**What you need to do:** Write out each entry again. Keep every word exactly as it is.

**Dataset records:**
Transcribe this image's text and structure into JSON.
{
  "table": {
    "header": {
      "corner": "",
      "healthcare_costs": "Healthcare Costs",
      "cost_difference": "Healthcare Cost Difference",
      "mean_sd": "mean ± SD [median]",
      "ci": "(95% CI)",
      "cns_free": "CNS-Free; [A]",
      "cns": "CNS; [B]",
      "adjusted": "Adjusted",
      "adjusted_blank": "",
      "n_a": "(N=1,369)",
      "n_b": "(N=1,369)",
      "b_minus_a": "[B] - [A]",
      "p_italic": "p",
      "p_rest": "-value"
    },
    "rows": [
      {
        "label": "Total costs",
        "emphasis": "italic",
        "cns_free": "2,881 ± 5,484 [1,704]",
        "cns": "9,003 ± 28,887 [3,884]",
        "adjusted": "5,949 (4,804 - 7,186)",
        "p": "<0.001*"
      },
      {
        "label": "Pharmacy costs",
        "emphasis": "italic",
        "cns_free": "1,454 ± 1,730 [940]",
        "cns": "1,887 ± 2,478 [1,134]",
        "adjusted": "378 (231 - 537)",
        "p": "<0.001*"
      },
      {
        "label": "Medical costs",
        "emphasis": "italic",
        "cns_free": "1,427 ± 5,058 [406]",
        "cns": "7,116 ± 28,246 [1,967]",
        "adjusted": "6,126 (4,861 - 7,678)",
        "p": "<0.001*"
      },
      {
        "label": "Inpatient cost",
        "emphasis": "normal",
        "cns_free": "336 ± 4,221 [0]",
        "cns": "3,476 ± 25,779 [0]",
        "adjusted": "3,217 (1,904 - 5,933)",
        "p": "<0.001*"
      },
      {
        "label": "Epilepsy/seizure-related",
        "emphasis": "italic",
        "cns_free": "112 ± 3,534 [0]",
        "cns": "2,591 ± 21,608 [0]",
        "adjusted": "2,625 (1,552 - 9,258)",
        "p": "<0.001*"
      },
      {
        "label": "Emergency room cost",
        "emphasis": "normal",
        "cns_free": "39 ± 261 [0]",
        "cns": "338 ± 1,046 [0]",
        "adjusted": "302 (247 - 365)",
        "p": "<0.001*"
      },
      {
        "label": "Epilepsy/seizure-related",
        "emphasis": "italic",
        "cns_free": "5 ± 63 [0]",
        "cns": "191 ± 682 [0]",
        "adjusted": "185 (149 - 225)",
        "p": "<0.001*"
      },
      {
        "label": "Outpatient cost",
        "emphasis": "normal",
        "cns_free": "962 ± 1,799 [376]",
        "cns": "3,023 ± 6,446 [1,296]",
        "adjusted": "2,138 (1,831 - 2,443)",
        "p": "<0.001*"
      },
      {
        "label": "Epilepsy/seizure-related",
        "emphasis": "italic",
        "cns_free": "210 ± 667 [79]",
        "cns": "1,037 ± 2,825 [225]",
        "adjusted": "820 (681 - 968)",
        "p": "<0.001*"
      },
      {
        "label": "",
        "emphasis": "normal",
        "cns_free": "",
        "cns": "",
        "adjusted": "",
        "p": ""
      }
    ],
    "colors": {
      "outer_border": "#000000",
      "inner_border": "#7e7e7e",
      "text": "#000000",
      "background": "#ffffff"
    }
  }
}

**Written solution:**
Transcribe this image's text and structure into JSON.
{
  "table": {
    "header": {
      "corner": "",
      "healthcare_costs": "Healthcare Costs",
      "cost_difference": "Healthcare Cost Difference",
      "mean_sd": "mean ± SD [median]",
      "ci": "(95% CI)",
      "cns_free": "CNS-Free; [A]",
      "cns": "CNS; [B]",
      "adjusted": "Adjusted",
      "adjusted_blank": "",
      "n_a": "(N=1,369)",
      "n_b": "(N=1,369)",
      "b_minus_a": "[B] - [A]",
      "p_italic": "p",
      "p_rest": "-value"
    },
    "rows": [
      {
        "label": "Total costs",
        "emphasis": "italic",
        "cns_free": "2,881 ± 5,484 [1,704]",
        "cns": "9,003 ± 28,887 [3,884]",
        "adjusted": "5,949 (4,804 - 7,186)",
        "p": "<0.001*"
      },
      {
        "label": "Pharmacy costs",
        "emphasis": "italic",
        "cns_free": "1,454 ± 1,730 [940]",
        "cns": "1,887 ± 2,478 [1,134]",
        "adjusted": "378 (231 - 537)",
        "p": "<0.001*"
      },
      {
        "label": "Medical costs",
        "emphasis": "italic",
        "cns_free": "1,427 ± 5,058 [406]",
        "cns": "7,116 ± 28,246 [1,967]",
        "adjusted": "6,126 (4,861 - 7,678)",
        "p": "<0.001*"
      },
      {
        "label": "Inpatient cost",
        "emphasis": "normal",
        "cns_free": "336 ± 4,221 [0]",
        "cns": "3,476 ± 25,779 [0]",
        "adjusted": "3,217 (1,904 - 5,933)",
        "p": "<0.001*"
      },
      {
        "label": "Epilepsy/seizure-related",
        "emphasis": "italic",
        "cns_free": "112 ± 3,534 [0]",
        "cns": "2,591 ± 21,608 [0]",
        "adjusted": "2,625 (1,552 - 9,258)",
        "p": "<0.001*"
      },
      {
        "label": "Emergency room cost",
        "emphasis": "normal",
        "cns_free": "39 ± 261 [0]",
        "cns": "338 ± 1,046 [0]",
        "adjusted": "302 (247 - 365)",
        "p": "<0.001*"
      },
      {
        "label": "Epilepsy/seizure-related",
        "emphasis": "italic",
        "cns_free": "5 ± 63 [0]",
        "cns": "191 ± 682 [0]",
        "adjusted": "185 (149 - 225)",
        "p": "<0.001*"
      },
      {
        "label": "Outpatient cost",
        "emphasis": "normal",
        "cns_free": "962 ± 1,799 [376]",
        "cns": "3,023 ± 6,446 [1,296]",
        "adjusted": "2,138 (1,831 - 2,443)",
        "p": "<0.001*"
      },
      {
        "label": "Epilepsy/seizure-related",
        "emphasis": "italic",
        "cns_free": "210 ± 667 [79]",
        "cns": "1,037 ± 2,825 [225]",
        "adjusted": "820 (681 - 968)",
        "p": "<0.001*"
      },
      {
        "label": "",
        "emphasis": "normal",
        "cns_free": "",
        "cns": "",
        "adjusted": "",
        "p": ""
      }
    ],
    "colors": {
      "outer_border": "#000000",
      "inner_border": "#7e7e7e",
      "text": "#000000",
      "background": "#ffffff"
    }
  }
}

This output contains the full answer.